▶ [Task objective] Quote every line as given.
===== Material for this task
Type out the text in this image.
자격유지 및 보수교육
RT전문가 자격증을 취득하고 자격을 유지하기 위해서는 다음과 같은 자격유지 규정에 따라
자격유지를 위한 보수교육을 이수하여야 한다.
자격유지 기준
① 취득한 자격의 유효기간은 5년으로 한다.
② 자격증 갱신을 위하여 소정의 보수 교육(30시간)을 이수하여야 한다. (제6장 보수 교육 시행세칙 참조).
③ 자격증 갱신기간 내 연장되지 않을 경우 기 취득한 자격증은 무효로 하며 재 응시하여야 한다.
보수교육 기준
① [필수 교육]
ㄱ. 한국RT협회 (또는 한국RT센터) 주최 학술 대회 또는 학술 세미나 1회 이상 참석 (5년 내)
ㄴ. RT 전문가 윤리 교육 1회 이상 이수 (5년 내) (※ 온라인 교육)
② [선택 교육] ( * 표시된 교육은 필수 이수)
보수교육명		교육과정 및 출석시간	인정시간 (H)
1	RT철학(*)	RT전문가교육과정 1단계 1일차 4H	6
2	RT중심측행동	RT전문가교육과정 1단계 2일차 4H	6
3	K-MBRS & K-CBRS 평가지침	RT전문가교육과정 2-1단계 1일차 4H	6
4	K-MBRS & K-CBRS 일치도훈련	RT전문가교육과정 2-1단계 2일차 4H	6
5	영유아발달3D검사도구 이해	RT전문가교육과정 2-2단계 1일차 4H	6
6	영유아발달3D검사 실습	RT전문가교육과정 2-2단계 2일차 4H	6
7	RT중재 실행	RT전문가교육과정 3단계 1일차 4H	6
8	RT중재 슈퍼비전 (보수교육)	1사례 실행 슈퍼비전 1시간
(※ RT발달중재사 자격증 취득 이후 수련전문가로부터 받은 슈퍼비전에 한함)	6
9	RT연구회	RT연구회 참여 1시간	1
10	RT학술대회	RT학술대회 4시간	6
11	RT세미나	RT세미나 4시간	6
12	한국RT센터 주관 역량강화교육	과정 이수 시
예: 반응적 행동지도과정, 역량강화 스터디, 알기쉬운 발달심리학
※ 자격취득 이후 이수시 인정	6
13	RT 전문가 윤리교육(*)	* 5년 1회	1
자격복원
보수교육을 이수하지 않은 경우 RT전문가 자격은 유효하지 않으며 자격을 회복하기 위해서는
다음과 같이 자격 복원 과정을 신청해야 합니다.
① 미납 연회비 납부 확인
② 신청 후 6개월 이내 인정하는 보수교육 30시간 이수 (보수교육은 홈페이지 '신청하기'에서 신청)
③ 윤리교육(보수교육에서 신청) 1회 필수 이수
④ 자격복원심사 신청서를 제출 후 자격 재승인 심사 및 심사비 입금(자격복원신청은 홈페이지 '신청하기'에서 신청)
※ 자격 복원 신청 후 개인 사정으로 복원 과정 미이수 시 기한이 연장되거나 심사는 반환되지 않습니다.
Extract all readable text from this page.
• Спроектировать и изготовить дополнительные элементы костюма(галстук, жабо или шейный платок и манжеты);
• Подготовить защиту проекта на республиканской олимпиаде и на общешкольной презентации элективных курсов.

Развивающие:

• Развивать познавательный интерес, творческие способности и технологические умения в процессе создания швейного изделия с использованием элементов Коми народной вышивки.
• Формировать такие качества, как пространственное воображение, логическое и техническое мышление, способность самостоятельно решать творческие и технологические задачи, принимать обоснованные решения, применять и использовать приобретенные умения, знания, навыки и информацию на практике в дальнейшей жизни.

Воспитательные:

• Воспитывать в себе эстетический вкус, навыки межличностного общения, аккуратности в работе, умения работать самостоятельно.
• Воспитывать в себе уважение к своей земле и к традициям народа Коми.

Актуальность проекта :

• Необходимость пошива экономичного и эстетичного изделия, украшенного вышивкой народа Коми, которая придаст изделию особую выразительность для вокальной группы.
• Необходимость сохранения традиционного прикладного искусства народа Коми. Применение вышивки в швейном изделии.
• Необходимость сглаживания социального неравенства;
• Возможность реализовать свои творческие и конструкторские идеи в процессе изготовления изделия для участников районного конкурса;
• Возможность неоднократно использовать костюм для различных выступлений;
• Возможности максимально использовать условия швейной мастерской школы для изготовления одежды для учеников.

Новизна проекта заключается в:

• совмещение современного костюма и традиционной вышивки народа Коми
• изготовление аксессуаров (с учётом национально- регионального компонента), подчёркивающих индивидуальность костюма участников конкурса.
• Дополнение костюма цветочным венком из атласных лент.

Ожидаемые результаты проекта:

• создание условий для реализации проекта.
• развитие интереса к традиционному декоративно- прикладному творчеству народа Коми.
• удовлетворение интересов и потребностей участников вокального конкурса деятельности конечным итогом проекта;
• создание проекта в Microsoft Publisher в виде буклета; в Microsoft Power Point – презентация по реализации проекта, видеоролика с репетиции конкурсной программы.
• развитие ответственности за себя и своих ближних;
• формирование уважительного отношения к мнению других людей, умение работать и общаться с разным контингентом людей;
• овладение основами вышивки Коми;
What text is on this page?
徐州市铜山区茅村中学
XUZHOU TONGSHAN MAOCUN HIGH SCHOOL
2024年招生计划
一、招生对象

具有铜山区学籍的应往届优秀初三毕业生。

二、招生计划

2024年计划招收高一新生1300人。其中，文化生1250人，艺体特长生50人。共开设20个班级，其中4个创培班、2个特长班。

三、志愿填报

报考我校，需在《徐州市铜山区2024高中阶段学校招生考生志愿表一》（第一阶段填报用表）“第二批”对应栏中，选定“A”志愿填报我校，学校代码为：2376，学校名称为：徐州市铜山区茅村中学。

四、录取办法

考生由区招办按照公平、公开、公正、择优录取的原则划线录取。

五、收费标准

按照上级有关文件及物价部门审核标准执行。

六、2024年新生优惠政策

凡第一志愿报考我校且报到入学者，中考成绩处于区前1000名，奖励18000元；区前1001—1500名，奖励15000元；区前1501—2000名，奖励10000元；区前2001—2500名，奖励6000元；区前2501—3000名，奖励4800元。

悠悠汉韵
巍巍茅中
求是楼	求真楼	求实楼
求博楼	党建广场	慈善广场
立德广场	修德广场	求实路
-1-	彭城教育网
==========
▶ [Written response]
Type out the text in this image.
자격유지 및 보수교육
RT전문가 자격증을 취득하고 자격을 유지하기 위해서는 다음과 같은 자격유지 규정에 따라
자격유지를 위한 보수교육을 이수하여야 한다.
자격유지 기준
① 취득한 자격의 유효기간은 5년으로 한다.
② 자격증 갱신을 위하여 소정의 보수 교육(30시간)을 이수하여야 한다. (제6장 보수 교육 시행세칙 참조).
③ 자격증 갱신기간 내 연장되지 않을 경우 기 취득한 자격증은 무효로 하며 재 응시하여야 한다.
보수교육 기준
① [필수 교육]
ㄱ. 한국RT협회 (또는 한국RT센터) 주최 학술 대회 또는 학술 세미나 1회 이상 참석 (5년 내)
ㄴ. RT 전문가 윤리 교육 1회 이상 이수 (5년 내) (※ 온라인 교육)
② [선택 교육] ( * 표시된 교육은 필수 이수)
보수교육명		교육과정 및 출석시간	인정시간 (H)
1	RT철학(*)	RT전문가교육과정 1단계 1일차 4H	6
2	RT중심측행동	RT전문가교육과정 1단계 2일차 4H	6
3	K-MBRS & K-CBRS 평가지침	RT전문가교육과정 2-1단계 1일차 4H	6
4	K-MBRS & K-CBRS 일치도훈련	RT전문가교육과정 2-1단계 2일차 4H	6
5	영유아발달3D검사도구 이해	RT전문가교육과정 2-2단계 1일차 4H	6
6	영유아발달3D검사 실습	RT전문가교육과정 2-2단계 2일차 4H	6
7	RT중재 실행	RT전문가교육과정 3단계 1일차 4H	6
8	RT중재 슈퍼비전 (보수교육)	1사례 실행 슈퍼비전 1시간
(※ RT발달중재사 자격증 취득 이후 수련전문가로부터 받은 슈퍼비전에 한함)	6
9	RT연구회	RT연구회 참여 1시간	1
10	RT학술대회	RT학술대회 4시간	6
11	RT세미나	RT세미나 4시간	6
12	한국RT센터 주관 역량강화교육	과정 이수 시
예: 반응적 행동지도과정, 역량강화 스터디, 알기쉬운 발달심리학
※ 자격취득 이후 이수시 인정	6
13	RT 전문가 윤리교육(*)	* 5년 1회	1
자격복원
보수교육을 이수하지 않은 경우 RT전문가 자격은 유효하지 않으며 자격을 회복하기 위해서는
다음과 같이 자격 복원 과정을 신청해야 합니다.
① 미납 연회비 납부 확인
② 신청 후 6개월 이내 인정하는 보수교육 30시간 이수 (보수교육은 홈페이지 '신청하기'에서 신청)
③ 윤리교육(보수교육에서 신청) 1회 필수 이수
④ 자격복원심사 신청서를 제출 후 자격 재승인 심사 및 심사비 입금(자격복원신청은 홈페이지 '신청하기'에서 신청)
※ 자격 복원 신청 후 개인 사정으로 복원 과정 미이수 시 기한이 연장되거나 심사는 반환되지 않습니다.
Extract all readable text from this page.
• Спроектировать и изготовить дополнительные элементы костюма(галстук, жабо или шейный платок и манжеты);
• Подготовить защиту проекта на республиканской олимпиаде и на общешкольной презентации элективных курсов.

Развивающие:

• Развивать познавательный интерес, творческие способности и технологические умения в процессе создания швейного изделия с использованием элементов Коми народной вышивки.
• Формировать такие качества, как пространственное воображение, логическое и техническое мышление, способность самостоятельно решать творческие и технологические задачи, принимать обоснованные решения, применять и использовать приобретенные умения, знания, навыки и информацию на практике в дальнейшей жизни.

Воспитательные:

• Воспитывать в себе эстетический вкус, навыки межличностного общения, аккуратности в работе, умения работать самостоятельно.
• Воспитывать в себе уважение к своей земле и к традициям народа Коми.

Актуальность проекта :

• Необходимость пошива экономичного и эстетичного изделия, украшенного вышивкой народа Коми, которая придаст изделию особую выразительность для вокальной группы.
• Необходимость сохранения традиционного прикладного искусства народа Коми. Применение вышивки в швейном изделии.
• Необходимость сглаживания социального неравенства;
• Возможность реализовать свои творческие и конструкторские идеи в процессе изготовления изделия для участников районного конкурса;
• Возможность неоднократно использовать костюм для различных выступлений;
• Возможности максимально использовать условия швейной мастерской школы для изготовления одежды для учеников.

Новизна проекта заключается в:

• совмещение современного костюма и традиционной вышивки народа Коми
• изготовление аксессуаров (с учётом национально- регионального компонента), подчёркивающих индивидуальность костюма участников конкурса.
• Дополнение костюма цветочным венком из атласных лент.

Ожидаемые результаты проекта:

• создание условий для реализации проекта.
• развитие интереса к традиционному декоративно- прикладному творчеству народа Коми.
• удовлетворение интересов и потребностей участников вокального конкурса деятельности конечным итогом проекта;
• создание проекта в Microsoft Publisher в виде буклета; в Microsoft Power Point – презентация по реализации проекта, видеоролика с репетиции конкурсной программы.
• развитие ответственности за себя и своих ближних;
• формирование уважительного отношения к мнению других людей, умение работать и общаться с разным контингентом людей;
• овладение основами вышивки Коми;
What text is on this page?
徐州市铜山区茅村中学
XUZHOU TONGSHAN MAOCUN HIGH SCHOOL
2024年招生计划
一、招生对象

具有铜山区学籍的应往届优秀初三毕业生。

二、招生计划

2024年计划招收高一新生1300人。其中，文化生1250人，艺体特长生50人。共开设20个班级，其中4个创培班、2个特长班。

三、志愿填报

报考我校，需在《徐州市铜山区2024高中阶段学校招生考生志愿表一》（第一阶段填报用表）“第二批”对应栏中，选定“A”志愿填报我校，学校代码为：2376，学校名称为：徐州市铜山区茅村中学。

四、录取办法

考生由区招办按照公平、公开、公正、择优录取的原则划线录取。

五、收费标准

按照上级有关文件及物价部门审核标准执行。

六、2024年新生优惠政策

凡第一志愿报考我校且报到入学者，中考成绩处于区前1000名，奖励18000元；区前1001—1500名，奖励15000元；区前1501—2000名，奖励10000元；区前2001—2500名，奖励6000元；区前2501—3000名，奖励4800元。

悠悠汉韵
巍巍茅中
求是楼	求真楼	求实楼
求博楼	党建广场	慈善广场
立德广场	修德广场	求实路
-1-	彭城教育网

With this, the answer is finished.